Start of Provided records

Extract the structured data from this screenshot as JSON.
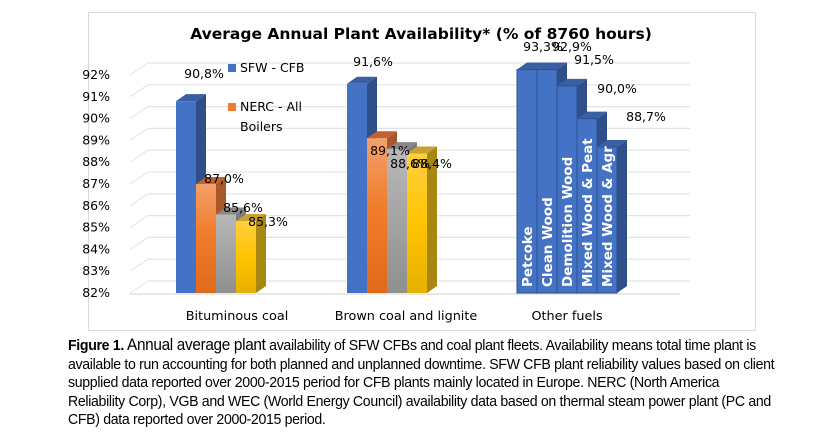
{
  "chart_data": {
    "type": "bar",
    "title": "Average Annual Plant Availability* (% of 8760 hours)",
    "xlabel": "",
    "ylabel": "",
    "ylim": [
      82,
      92
    ],
    "yticks": [
      "82%",
      "83%",
      "84%",
      "85%",
      "86%",
      "87%",
      "88%",
      "89%",
      "90%",
      "91%",
      "92%"
    ],
    "grid": true,
    "style": "3d-clustered-column",
    "legend": {
      "placement": "top-left-inside",
      "entries": [
        {
          "name": "SFW - CFB",
          "color": "#4472c4"
        },
        {
          "name": "NERC - All Boilers",
          "color": "#ed7d31"
        }
      ]
    },
    "categories": [
      "Bituminous coal",
      "Brown coal and lignite",
      "Other fuels"
    ],
    "groups": [
      {
        "category": "Bituminous coal",
        "bars": [
          {
            "series": "SFW - CFB",
            "value": 90.8,
            "label": "90,8%",
            "color": "#4472c4"
          },
          {
            "series": "NERC - All Boilers",
            "value": 87.0,
            "label": "87,0%",
            "color": "#ed7d31"
          },
          {
            "series": "VGB",
            "value": 85.6,
            "label": "85,6%",
            "color": "#a5a5a5"
          },
          {
            "series": "WEC",
            "value": 85.3,
            "label": "85,3%",
            "color": "#ffc000"
          }
        ]
      },
      {
        "category": "Brown coal and lignite",
        "bars": [
          {
            "series": "SFW - CFB",
            "value": 91.6,
            "label": "91,6%",
            "color": "#4472c4"
          },
          {
            "series": "NERC - All Boilers",
            "value": 89.1,
            "label": "89,1%",
            "color": "#ed7d31"
          },
          {
            "series": "VGB",
            "value": 88.6,
            "label": "88,6%",
            "color": "#a5a5a5"
          },
          {
            "series": "WEC",
            "value": 88.4,
            "label": "88,4%",
            "color": "#ffc000"
          }
        ]
      },
      {
        "category": "Other fuels",
        "bars": [
          {
            "series": "SFW - CFB",
            "fuel": "Petcoke",
            "value": 93.3,
            "label": "93,3%",
            "color": "#4472c4"
          },
          {
            "series": "SFW - CFB",
            "fuel": "Clean Wood",
            "value": 92.9,
            "label": "92,9%",
            "color": "#4472c4"
          },
          {
            "series": "SFW - CFB",
            "fuel": "Demolition Wood",
            "value": 91.5,
            "label": "91,5%",
            "color": "#4472c4"
          },
          {
            "series": "SFW - CFB",
            "fuel": "Mixed Wood & Peat",
            "value": 90.0,
            "label": "90,0%",
            "color": "#4472c4"
          },
          {
            "series": "SFW - CFB",
            "fuel": "Mixed Wood & Agr",
            "value": 88.7,
            "label": "88,7%",
            "color": "#4472c4"
          }
        ]
      }
    ]
  },
  "caption": {
    "figure_label": "Figure 1.",
    "lead": " Annual average plant",
    "text": " availability of SFW CFBs and coal plant fleets. Availability means total time plant is available to run accounting for both planned and unplanned downtime. SFW CFB plant reliability values based on client supplied data reported over 2000-2015 period for CFB plants mainly located in Europe. NERC (North America Reliability Corp), VGB and WEC (World Energy Council) availability data based on thermal steam power plant (PC and CFB) data reported over 2000-2015 period."
  }
}
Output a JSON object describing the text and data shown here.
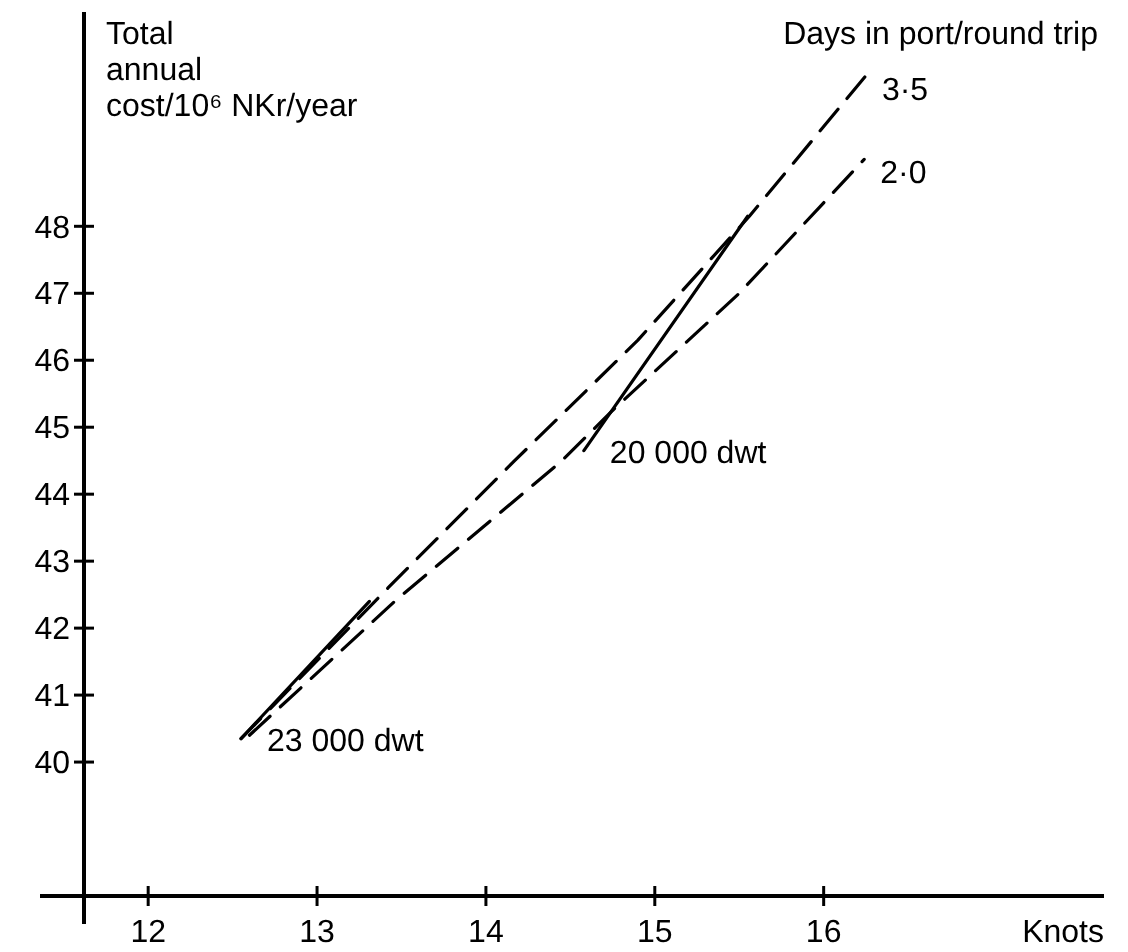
{
  "chart_data": {
    "type": "line",
    "ylabel": "Total annual cost/10⁶ NKr/year",
    "xlabel": "Knots",
    "legend_title": "Days in port/round trip",
    "xlim": [
      11.62,
      17.66
    ],
    "xticks": [
      12,
      13,
      14,
      15,
      16
    ],
    "ylim": [
      38,
      51.2
    ],
    "yticks": [
      40,
      41,
      42,
      43,
      44,
      45,
      46,
      47,
      48
    ],
    "grid": false,
    "series": [
      {
        "name": "3·5",
        "color": "#000000",
        "line_style": "dashed",
        "x": [
          12.55,
          13.42,
          14.17,
          14.9,
          15.56,
          16.25
        ],
        "values": [
          40.35,
          42.6,
          44.5,
          46.3,
          48.15,
          50.25
        ]
      },
      {
        "name": "2·0",
        "color": "#000000",
        "line_style": "dashed",
        "x": [
          12.6,
          13.46,
          14.45,
          14.75,
          15.5,
          16.24
        ],
        "values": [
          40.4,
          42.4,
          44.5,
          45.25,
          47.0,
          49.0
        ]
      },
      {
        "color": "#000000",
        "line_style": "solid",
        "x": [
          12.55,
          13.31
        ],
        "values": [
          40.35,
          42.4
        ]
      },
      {
        "color": "#000000",
        "line_style": "solid",
        "x": [
          14.58,
          15.55
        ],
        "values": [
          44.65,
          48.15
        ]
      }
    ],
    "annotations": [
      {
        "text": "23 000 dwt",
        "x": 12.55,
        "y": 40.35
      },
      {
        "text": "20 000 dwt",
        "x": 14.58,
        "y": 44.65
      }
    ]
  }
}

End of Provided records

From the entries, copy out each line containing the word "ylabel".

Result of the task:
    "ylabel": "",
    "ylabel": "Total annual cost/10⁶ NKr/year",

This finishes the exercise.